-- start GIVEN ENTRIES --
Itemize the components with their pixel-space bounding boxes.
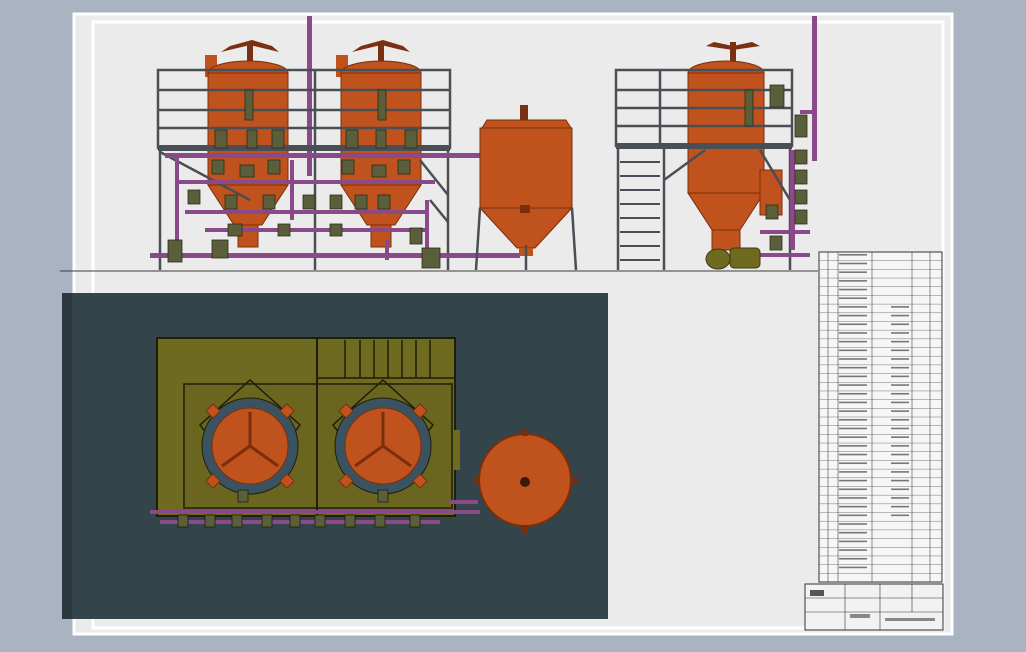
-- end GIVEN ENTRIES --
-- start GIVEN ENTRIES --
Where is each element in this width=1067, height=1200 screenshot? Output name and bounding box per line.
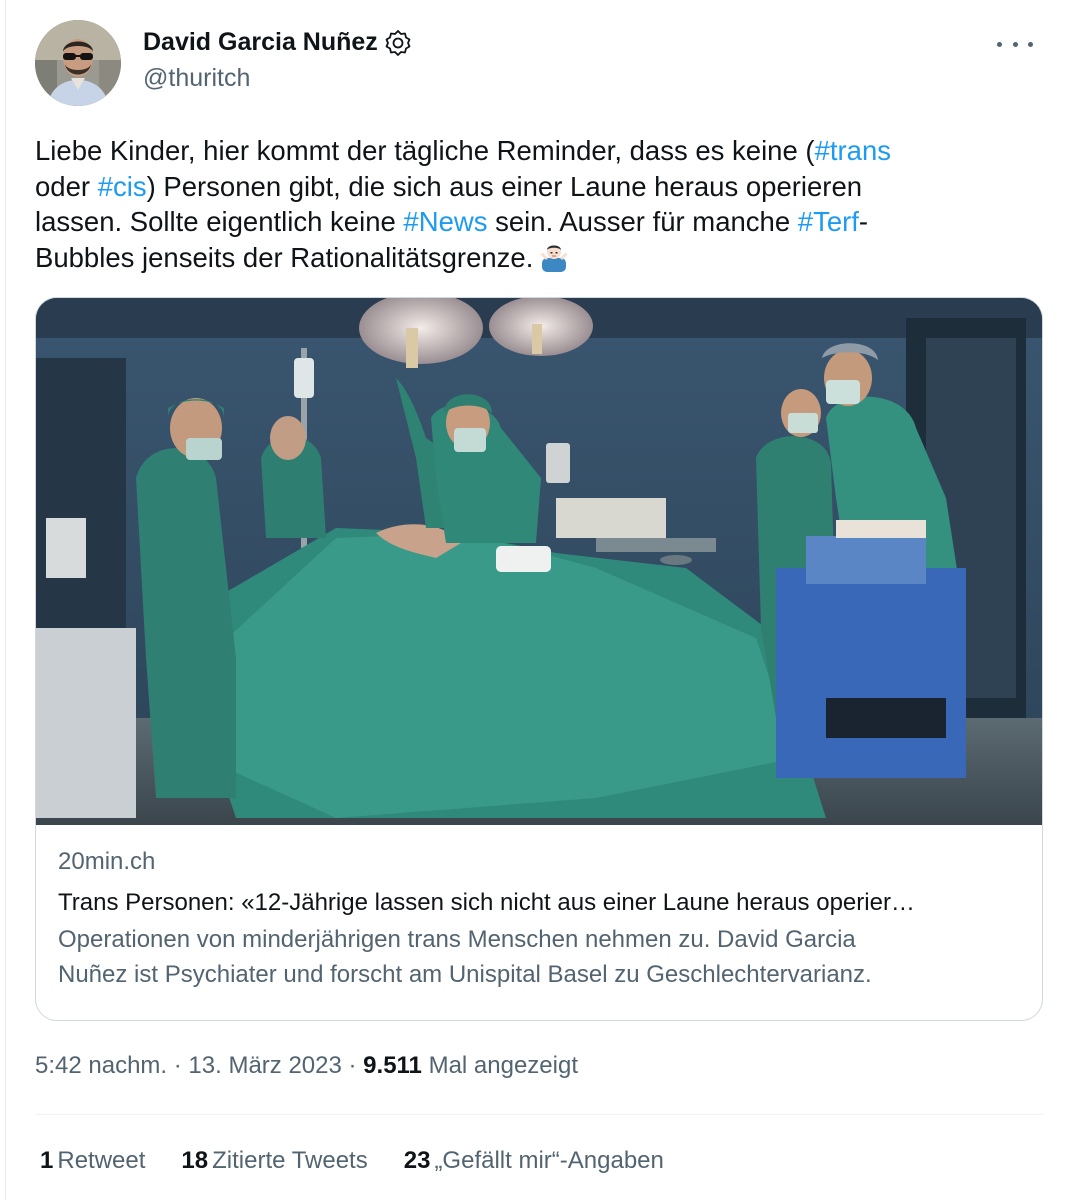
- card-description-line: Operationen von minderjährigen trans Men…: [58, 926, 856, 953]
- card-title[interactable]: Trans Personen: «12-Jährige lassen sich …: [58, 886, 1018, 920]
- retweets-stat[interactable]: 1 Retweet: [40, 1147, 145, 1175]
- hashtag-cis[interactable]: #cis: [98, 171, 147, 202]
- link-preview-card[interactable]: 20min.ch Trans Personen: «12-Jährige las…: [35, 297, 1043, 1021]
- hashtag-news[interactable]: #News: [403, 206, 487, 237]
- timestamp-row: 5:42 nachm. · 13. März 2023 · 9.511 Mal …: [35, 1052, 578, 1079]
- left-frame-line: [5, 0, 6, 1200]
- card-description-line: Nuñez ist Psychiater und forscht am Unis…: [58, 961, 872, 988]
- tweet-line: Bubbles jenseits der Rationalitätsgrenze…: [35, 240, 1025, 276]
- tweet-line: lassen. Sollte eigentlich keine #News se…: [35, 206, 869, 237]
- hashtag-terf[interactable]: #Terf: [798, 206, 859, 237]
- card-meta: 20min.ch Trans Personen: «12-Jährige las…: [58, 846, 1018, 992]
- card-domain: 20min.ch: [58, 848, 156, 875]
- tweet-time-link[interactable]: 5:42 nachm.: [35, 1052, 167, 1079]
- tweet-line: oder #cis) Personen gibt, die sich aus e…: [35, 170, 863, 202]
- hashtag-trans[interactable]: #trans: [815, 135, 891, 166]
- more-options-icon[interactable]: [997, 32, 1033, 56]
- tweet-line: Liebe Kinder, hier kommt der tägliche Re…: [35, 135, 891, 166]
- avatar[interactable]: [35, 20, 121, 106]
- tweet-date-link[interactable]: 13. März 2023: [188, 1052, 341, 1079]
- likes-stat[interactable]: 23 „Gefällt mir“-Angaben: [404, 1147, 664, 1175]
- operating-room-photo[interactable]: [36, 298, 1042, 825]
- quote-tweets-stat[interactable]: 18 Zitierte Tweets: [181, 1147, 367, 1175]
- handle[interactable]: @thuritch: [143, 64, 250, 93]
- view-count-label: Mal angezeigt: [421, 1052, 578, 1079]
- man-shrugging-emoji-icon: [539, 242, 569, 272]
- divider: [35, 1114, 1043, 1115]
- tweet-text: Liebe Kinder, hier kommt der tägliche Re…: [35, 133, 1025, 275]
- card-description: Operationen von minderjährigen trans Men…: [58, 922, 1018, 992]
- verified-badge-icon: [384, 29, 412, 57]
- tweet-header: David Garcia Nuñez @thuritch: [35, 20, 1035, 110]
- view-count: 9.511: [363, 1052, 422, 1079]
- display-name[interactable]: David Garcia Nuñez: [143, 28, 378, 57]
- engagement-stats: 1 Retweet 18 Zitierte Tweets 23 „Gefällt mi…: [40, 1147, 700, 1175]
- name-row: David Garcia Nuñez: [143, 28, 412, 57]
-- end GIVEN ENTRIES --
- _OBJECTIVE_
Print the lines starting at the one that contains "Where is each" and ending at the one that contains "- card-title[interactable]: Trans". Omit any pictures from your answer.

- _FINISHED TASK_
Where is each element in this width=1067, height=1200 screenshot? Output name and bounding box per line.
- card-description-line: Operationen von minderjährigen trans Men…: [58, 926, 856, 953]
- card-title[interactable]: Trans Personen: «12-Jährige lassen sich …: [58, 886, 1018, 920]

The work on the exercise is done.